_MATERIAL FOR THE TASK_
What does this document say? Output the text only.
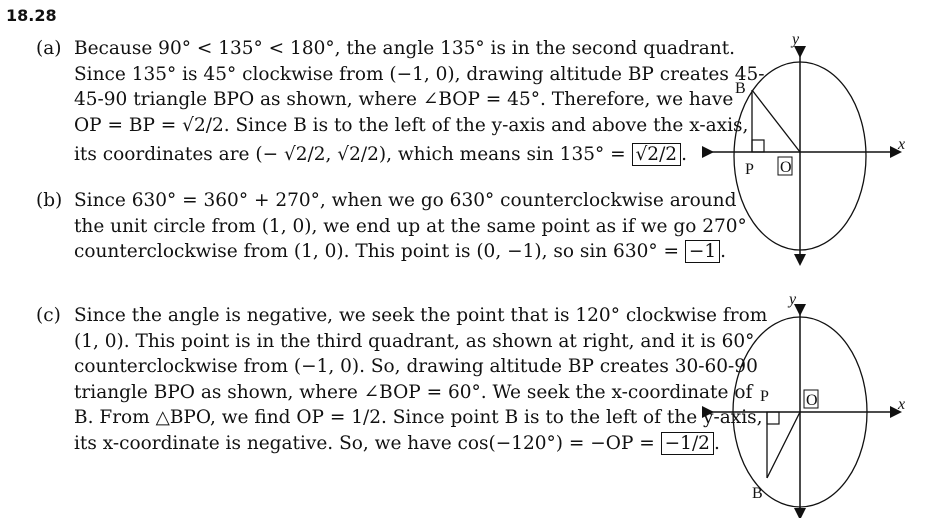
18.28
(a) Because 90° < 135° < 180°, the angle 135° is in the second quadrant.
Since 135° is 45° clockwise from (−1, 0), drawing altitude BP creates 45-
45-90 triangle BPO as shown, where ∠BOP = 45°. Therefore, we have
OP = BP = √2/2. Since B is to the left of the y-axis and above the x-axis,
its coordinates are (− √2/2, √2/2), which means sin 135° = √2/2 .
(b) Since 630° = 360° + 270°, when we go 630° counterclockwise around
the unit circle from (1, 0), we end up at the same point as if we go 270°
counterclockwise from (1, 0). This point is (0, −1), so sin 630° = −1 .
(c) Since the angle is negative, we seek the point that is 120° clockwise from
(1, 0). This point is in the third quadrant, as shown at right, and it is 60°
counterclockwise from (−1, 0). So, drawing altitude BP creates 30-60-90
triangle BPO as shown, where ∠BOP = 60°. We seek the x-coordinate of
B. From △BPO, we find OP = 1/2. Since point B is to the left of the y-axis,
its x-coordinate is negative. So, we have cos(−120°) = −OP = −1/2 .
y
x
B
P O
y
x
P O
B
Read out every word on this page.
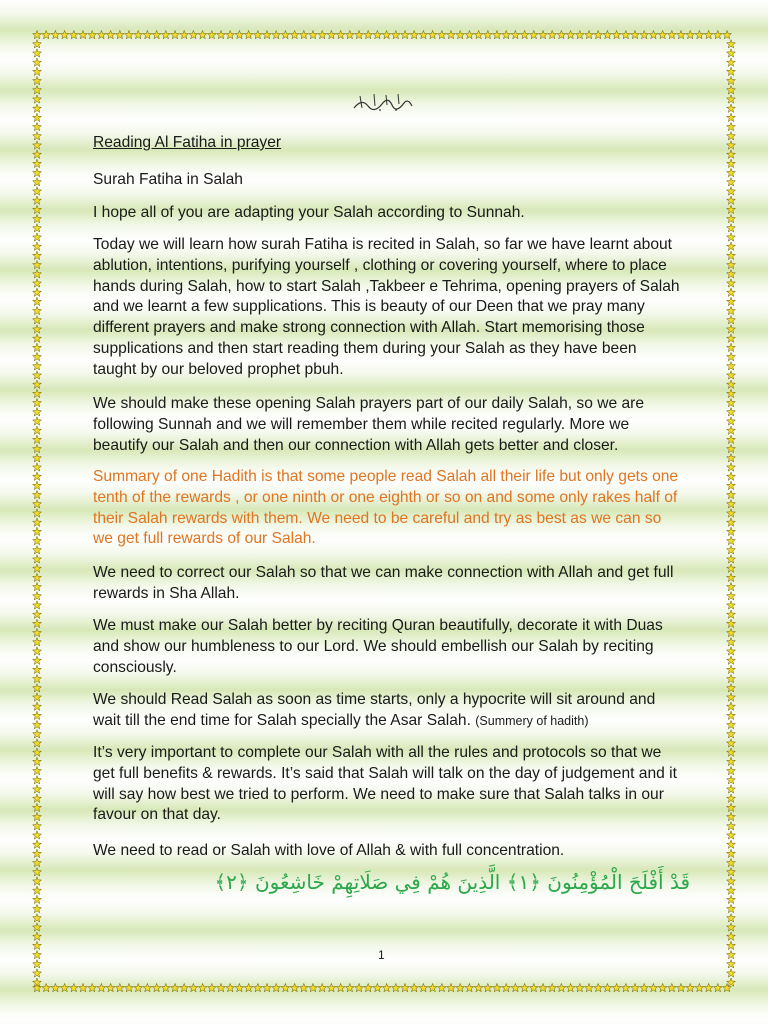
Reading Al Fatiha in prayer

Surah Fatiha in Salah

I hope all of you are adapting your Salah according to Sunnah.

Today we will learn how surah Fatiha is recited in Salah, so far we have learnt about ablution, intentions, purifying yourself , clothing or covering yourself, where to place hands during Salah, how to start Salah ,Takbeer e Tehrima, opening prayers of Salah and we learnt a few supplications. This is beauty of our Deen that we pray many different prayers and make strong connection with Allah. Start memorising those supplications and then start reading them during your Salah as they have been taught by our beloved prophet pbuh.

We should make these opening Salah prayers part of our daily Salah, so we are following Sunnah and we will remember them while recited regularly. More we beautify our Salah and then our connection with Allah gets better and closer.

Summary of one Hadith is that some people read Salah all their life but only gets one tenth of the rewards , or one ninth or one eighth or so on and some only rakes half of their Salah rewards with them. We need to be careful and try as best as we can so we get full rewards of our Salah.

We need to correct our Salah so that we can make connection with Allah and get full rewards in Sha Allah.

We must make our Salah better by reciting Quran beautifully, decorate it with Duas and show our humbleness to our Lord. We should embellish our Salah by reciting consciously.

We should Read Salah as soon as time starts, only a hypocrite will sit around and wait till the end time for Salah specially the Asar Salah. (Summery of hadith)

It’s very important to complete our Salah with all the rules and protocols so that we get full benefits & rewards. It’s said that Salah will talk on the day of judgement and it will say how best we tried to perform. We need to make sure that Salah talks in our favour on that day.

We need to read or Salah with love of Allah & with full concentration.

قَدْ أَفْلَحَ الْمُؤْمِنُونَ ﴿١﴾ الَّذِينَ هُمْ فِي صَلَاتِهِمْ خَاشِعُونَ ﴿٢﴾
1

_PROMPT_
Show each line of the data that contains the string "creates".

_OUTPUT OF THE EXERCISE_
Since 135° is 45° clockwise from (−1, 0), drawing altitude BP creates 45-
counterclockwise from (−1, 0). So, drawing altitude BP creates 30-60-90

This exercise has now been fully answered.